> **Given records**

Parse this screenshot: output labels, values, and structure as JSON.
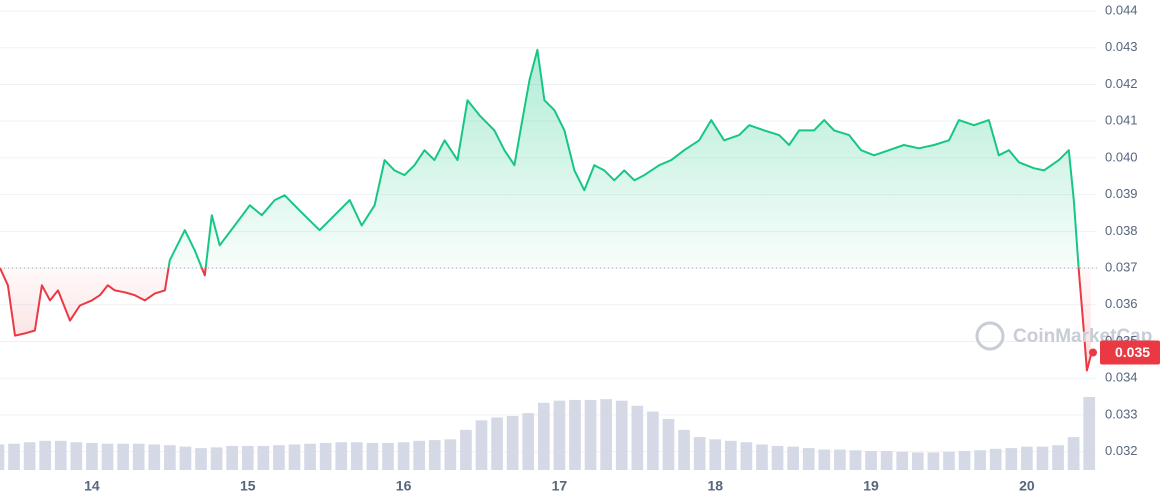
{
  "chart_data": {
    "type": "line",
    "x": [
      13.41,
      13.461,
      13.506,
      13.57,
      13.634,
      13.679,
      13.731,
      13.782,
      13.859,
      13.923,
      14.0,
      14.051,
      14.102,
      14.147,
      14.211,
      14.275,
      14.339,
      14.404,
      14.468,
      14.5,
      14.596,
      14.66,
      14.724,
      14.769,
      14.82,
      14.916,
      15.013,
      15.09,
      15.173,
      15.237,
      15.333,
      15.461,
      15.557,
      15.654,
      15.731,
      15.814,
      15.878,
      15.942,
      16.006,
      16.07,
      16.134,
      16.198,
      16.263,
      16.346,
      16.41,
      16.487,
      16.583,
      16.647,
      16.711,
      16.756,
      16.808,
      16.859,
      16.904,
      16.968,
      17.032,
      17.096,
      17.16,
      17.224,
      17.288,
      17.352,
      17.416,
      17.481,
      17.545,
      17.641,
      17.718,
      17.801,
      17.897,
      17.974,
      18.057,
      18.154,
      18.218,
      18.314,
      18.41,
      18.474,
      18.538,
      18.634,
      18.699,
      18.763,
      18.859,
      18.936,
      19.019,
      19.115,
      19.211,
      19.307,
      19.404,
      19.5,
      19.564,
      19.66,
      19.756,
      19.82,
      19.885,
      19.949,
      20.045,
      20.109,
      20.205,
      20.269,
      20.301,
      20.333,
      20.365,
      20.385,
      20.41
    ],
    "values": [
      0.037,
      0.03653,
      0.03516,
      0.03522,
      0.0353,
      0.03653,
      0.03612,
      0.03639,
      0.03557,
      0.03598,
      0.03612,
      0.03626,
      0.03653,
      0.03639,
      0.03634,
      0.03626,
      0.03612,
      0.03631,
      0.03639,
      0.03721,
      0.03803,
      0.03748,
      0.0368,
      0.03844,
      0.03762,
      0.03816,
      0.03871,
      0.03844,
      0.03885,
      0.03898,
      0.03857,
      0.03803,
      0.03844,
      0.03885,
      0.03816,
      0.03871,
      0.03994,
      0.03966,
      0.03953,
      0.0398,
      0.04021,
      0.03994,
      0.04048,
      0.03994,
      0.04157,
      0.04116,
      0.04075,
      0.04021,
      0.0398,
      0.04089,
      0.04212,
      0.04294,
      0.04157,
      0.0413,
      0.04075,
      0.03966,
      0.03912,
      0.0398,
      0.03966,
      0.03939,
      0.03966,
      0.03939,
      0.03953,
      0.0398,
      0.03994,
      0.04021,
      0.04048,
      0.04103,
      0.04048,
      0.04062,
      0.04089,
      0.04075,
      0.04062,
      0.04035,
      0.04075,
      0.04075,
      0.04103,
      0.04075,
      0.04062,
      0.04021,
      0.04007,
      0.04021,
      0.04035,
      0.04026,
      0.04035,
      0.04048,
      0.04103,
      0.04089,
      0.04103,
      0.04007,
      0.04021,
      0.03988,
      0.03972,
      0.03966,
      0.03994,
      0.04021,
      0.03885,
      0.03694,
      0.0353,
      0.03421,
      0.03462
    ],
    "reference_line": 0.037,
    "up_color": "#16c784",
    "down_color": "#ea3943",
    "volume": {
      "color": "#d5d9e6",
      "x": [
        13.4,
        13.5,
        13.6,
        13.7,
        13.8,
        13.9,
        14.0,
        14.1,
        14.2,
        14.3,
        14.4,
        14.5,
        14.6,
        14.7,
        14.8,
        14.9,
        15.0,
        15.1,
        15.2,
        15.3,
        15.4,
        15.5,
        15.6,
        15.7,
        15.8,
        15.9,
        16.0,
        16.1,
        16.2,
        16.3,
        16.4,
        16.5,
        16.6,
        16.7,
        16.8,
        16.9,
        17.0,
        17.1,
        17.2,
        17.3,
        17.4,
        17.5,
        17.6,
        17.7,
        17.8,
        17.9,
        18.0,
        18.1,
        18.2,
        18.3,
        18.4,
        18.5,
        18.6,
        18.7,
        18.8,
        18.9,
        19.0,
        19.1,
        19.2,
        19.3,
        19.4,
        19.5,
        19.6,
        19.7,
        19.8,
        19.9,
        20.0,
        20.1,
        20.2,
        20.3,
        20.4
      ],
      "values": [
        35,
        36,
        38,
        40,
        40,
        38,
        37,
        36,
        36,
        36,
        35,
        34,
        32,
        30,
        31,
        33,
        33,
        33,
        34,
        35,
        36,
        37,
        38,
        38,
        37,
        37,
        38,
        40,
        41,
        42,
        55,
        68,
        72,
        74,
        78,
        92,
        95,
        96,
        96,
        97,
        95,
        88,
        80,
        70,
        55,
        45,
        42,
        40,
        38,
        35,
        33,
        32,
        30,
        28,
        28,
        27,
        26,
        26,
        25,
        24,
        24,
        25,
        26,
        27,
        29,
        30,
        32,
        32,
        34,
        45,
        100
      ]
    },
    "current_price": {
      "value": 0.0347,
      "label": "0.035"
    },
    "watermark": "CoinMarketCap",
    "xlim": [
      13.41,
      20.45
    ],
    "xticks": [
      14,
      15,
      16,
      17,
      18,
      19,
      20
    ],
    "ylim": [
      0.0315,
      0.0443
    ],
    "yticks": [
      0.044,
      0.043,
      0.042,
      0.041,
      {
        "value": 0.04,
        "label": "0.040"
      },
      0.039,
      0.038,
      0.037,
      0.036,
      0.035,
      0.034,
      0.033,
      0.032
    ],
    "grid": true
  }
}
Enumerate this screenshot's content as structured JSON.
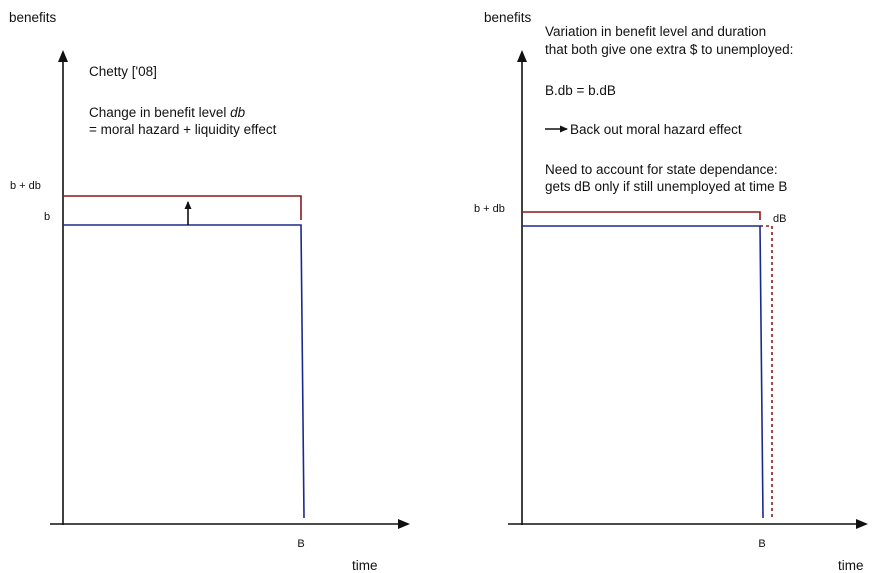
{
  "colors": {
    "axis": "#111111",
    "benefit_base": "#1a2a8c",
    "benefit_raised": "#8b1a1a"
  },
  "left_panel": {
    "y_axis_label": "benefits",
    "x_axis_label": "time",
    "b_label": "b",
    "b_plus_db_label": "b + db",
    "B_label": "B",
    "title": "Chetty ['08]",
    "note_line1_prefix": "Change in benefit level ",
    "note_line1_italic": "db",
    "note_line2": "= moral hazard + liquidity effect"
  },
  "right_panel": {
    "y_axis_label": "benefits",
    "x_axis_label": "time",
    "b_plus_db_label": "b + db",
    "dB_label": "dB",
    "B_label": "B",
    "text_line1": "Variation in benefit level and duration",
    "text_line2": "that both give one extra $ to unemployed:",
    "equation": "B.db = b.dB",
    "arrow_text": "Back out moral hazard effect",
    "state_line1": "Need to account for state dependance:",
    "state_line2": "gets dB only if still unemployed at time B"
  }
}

> **Work to do**
Pictures in the records above are left out; print everything else exactly as written.

> **Exercise solution**
Parse this screenshot: output labels, values, and structure as JSON.
{
  "chart_data": {
    "type": "line",
    "x": [
      13.41,
      13.461,
      13.506,
      13.57,
      13.634,
      13.679,
      13.731,
      13.782,
      13.859,
      13.923,
      14.0,
      14.051,
      14.102,
      14.147,
      14.211,
      14.275,
      14.339,
      14.404,
      14.468,
      14.5,
      14.596,
      14.66,
      14.724,
      14.769,
      14.82,
      14.916,
      15.013,
      15.09,
      15.173,
      15.237,
      15.333,
      15.461,
      15.557,
      15.654,
      15.731,
      15.814,
      15.878,
      15.942,
      16.006,
      16.07,
      16.134,
      16.198,
      16.263,
      16.346,
      16.41,
      16.487,
      16.583,
      16.647,
      16.711,
      16.756,
      16.808,
      16.859,
      16.904,
      16.968,
      17.032,
      17.096,
      17.16,
      17.224,
      17.288,
      17.352,
      17.416,
      17.481,
      17.545,
      17.641,
      17.718,
      17.801,
      17.897,
      17.974,
      18.057,
      18.154,
      18.218,
      18.314,
      18.41,
      18.474,
      18.538,
      18.634,
      18.699,
      18.763,
      18.859,
      18.936,
      19.019,
      19.115,
      19.211,
      19.307,
      19.404,
      19.5,
      19.564,
      19.66,
      19.756,
      19.82,
      19.885,
      19.949,
      20.045,
      20.109,
      20.205,
      20.269,
      20.301,
      20.333,
      20.365,
      20.385,
      20.41
    ],
    "values": [
      0.037,
      0.03653,
      0.03516,
      0.03522,
      0.0353,
      0.03653,
      0.03612,
      0.03639,
      0.03557,
      0.03598,
      0.03612,
      0.03626,
      0.03653,
      0.03639,
      0.03634,
      0.03626,
      0.03612,
      0.03631,
      0.03639,
      0.03721,
      0.03803,
      0.03748,
      0.0368,
      0.03844,
      0.03762,
      0.03816,
      0.03871,
      0.03844,
      0.03885,
      0.03898,
      0.03857,
      0.03803,
      0.03844,
      0.03885,
      0.03816,
      0.03871,
      0.03994,
      0.03966,
      0.03953,
      0.0398,
      0.04021,
      0.03994,
      0.04048,
      0.03994,
      0.04157,
      0.04116,
      0.04075,
      0.04021,
      0.0398,
      0.04089,
      0.04212,
      0.04294,
      0.04157,
      0.0413,
      0.04075,
      0.03966,
      0.03912,
      0.0398,
      0.03966,
      0.03939,
      0.03966,
      0.03939,
      0.03953,
      0.0398,
      0.03994,
      0.04021,
      0.04048,
      0.04103,
      0.04048,
      0.04062,
      0.04089,
      0.04075,
      0.04062,
      0.04035,
      0.04075,
      0.04075,
      0.04103,
      0.04075,
      0.04062,
      0.04021,
      0.04007,
      0.04021,
      0.04035,
      0.04026,
      0.04035,
      0.04048,
      0.04103,
      0.04089,
      0.04103,
      0.04007,
      0.04021,
      0.03988,
      0.03972,
      0.03966,
      0.03994,
      0.04021,
      0.03885,
      0.03694,
      0.0353,
      0.03421,
      0.03462
    ],
    "reference_line": 0.037,
    "up_color": "#16c784",
    "down_color": "#ea3943",
    "volume": {
      "color": "#d5d9e6",
      "x": [
        13.4,
        13.5,
        13.6,
        13.7,
        13.8,
        13.9,
        14.0,
        14.1,
        14.2,
        14.3,
        14.4,
        14.5,
        14.6,
        14.7,
        14.8,
        14.9,
        15.0,
        15.1,
        15.2,
        15.3,
        15.4,
        15.5,
        15.6,
        15.7,
        15.8,
        15.9,
        16.0,
        16.1,
        16.2,
        16.3,
        16.4,
        16.5,
        16.6,
        16.7,
        16.8,
        16.9,
        17.0,
        17.1,
        17.2,
        17.3,
        17.4,
        17.5,
        17.6,
        17.7,
        17.8,
        17.9,
        18.0,
        18.1,
        18.2,
        18.3,
        18.4,
        18.5,
        18.6,
        18.7,
        18.8,
        18.9,
        19.0,
        19.1,
        19.2,
        19.3,
        19.4,
        19.5,
        19.6,
        19.7,
        19.8,
        19.9,
        20.0,
        20.1,
        20.2,
        20.3,
        20.4
      ],
      "values": [
        35,
        36,
        38,
        40,
        40,
        38,
        37,
        36,
        36,
        36,
        35,
        34,
        32,
        30,
        31,
        33,
        33,
        33,
        34,
        35,
        36,
        37,
        38,
        38,
        37,
        37,
        38,
        40,
        41,
        42,
        55,
        68,
        72,
        74,
        78,
        92,
        95,
        96,
        96,
        97,
        95,
        88,
        80,
        70,
        55,
        45,
        42,
        40,
        38,
        35,
        33,
        32,
        30,
        28,
        28,
        27,
        26,
        26,
        25,
        24,
        24,
        25,
        26,
        27,
        29,
        30,
        32,
        32,
        34,
        45,
        100
      ]
    },
    "current_price": {
      "value": 0.0347,
      "label": "0.035"
    },
    "watermark": "CoinMarketCap",
    "xlim": [
      13.41,
      20.45
    ],
    "xticks": [
      14,
      15,
      16,
      17,
      18,
      19,
      20
    ],
    "ylim": [
      0.0315,
      0.0443
    ],
    "yticks": [
      0.044,
      0.043,
      0.042,
      0.041,
      {
        "value": 0.04,
        "label": "0.040"
      },
      0.039,
      0.038,
      0.037,
      0.036,
      0.035,
      0.034,
      0.033,
      0.032
    ],
    "grid": true
  }
}
Enumerate this screenshot's content as structured JSON.
{
  "colors": {
    "axis": "#111111",
    "benefit_base": "#1a2a8c",
    "benefit_raised": "#8b1a1a"
  },
  "left_panel": {
    "y_axis_label": "benefits",
    "x_axis_label": "time",
    "b_label": "b",
    "b_plus_db_label": "b + db",
    "B_label": "B",
    "title": "Chetty ['08]",
    "note_line1_prefix": "Change in benefit level ",
    "note_line1_italic": "db",
    "note_line2": "= moral hazard + liquidity effect"
  },
  "right_panel": {
    "y_axis_label": "benefits",
    "x_axis_label": "time",
    "b_plus_db_label": "b + db",
    "dB_label": "dB",
    "B_label": "B",
    "text_line1": "Variation in benefit level and duration",
    "text_line2": "that both give one extra $ to unemployed:",
    "equation": "B.db = b.dB",
    "arrow_text": "Back out moral hazard effect",
    "state_line1": "Need to account for state dependance:",
    "state_line2": "gets dB only if still unemployed at time B"
  }
}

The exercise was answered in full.